INSTRUCTION: Using the material below, copy every line where "label" appears.

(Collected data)
━━━━━━
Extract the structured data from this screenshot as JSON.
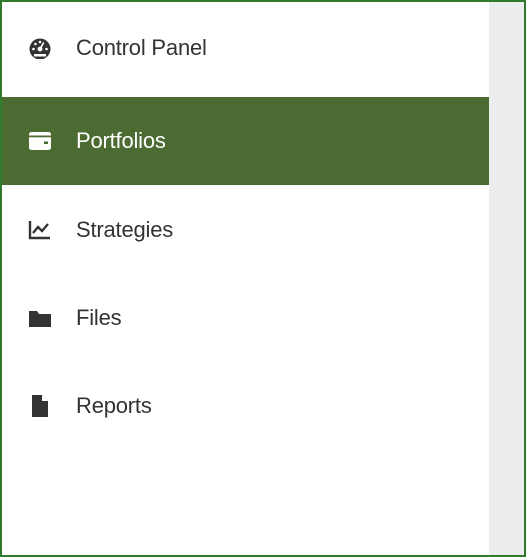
{
  "sidebar": {
    "items": [
      {
        "label": "Control Panel",
        "icon": "tachometer-icon",
        "active": false
      },
      {
        "label": "Portfolios",
        "icon": "wallet-icon",
        "active": true
      },
      {
        "label": "Strategies",
        "icon": "line-chart-icon",
        "active": false
      },
      {
        "label": "Files",
        "icon": "folder-icon",
        "active": false
      },
      {
        "label": "Reports",
        "icon": "file-icon",
        "active": false
      }
    ]
  },
  "colors": {
    "frame_border": "#2f7a2c",
    "active_background": "#4c6b33",
    "active_accent": "#7bbd45",
    "icon": "#333333",
    "text": "#333333",
    "active_text": "#ffffff",
    "right_panel": "#ecedef"
  }
}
━━━━━━
WRITTEN ANSWER:
        "label": "Control Panel",
        "label": "Portfolios",
        "label": "Strategies",
        "label": "Files",
        "label": "Reports",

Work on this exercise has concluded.